* **Listing**
----

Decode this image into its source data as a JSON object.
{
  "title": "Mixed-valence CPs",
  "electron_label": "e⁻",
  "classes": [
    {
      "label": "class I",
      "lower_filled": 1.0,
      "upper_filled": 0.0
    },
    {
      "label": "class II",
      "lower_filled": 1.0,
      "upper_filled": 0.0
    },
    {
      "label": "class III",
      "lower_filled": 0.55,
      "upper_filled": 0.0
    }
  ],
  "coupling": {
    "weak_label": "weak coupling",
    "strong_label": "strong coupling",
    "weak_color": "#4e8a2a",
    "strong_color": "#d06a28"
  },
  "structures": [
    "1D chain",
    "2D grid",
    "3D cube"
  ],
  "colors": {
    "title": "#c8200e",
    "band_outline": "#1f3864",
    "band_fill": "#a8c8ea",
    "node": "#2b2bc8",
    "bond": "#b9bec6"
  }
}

----

* **Task prompt**
Give the count of lines containing "title", with no added text.

* **Response**
2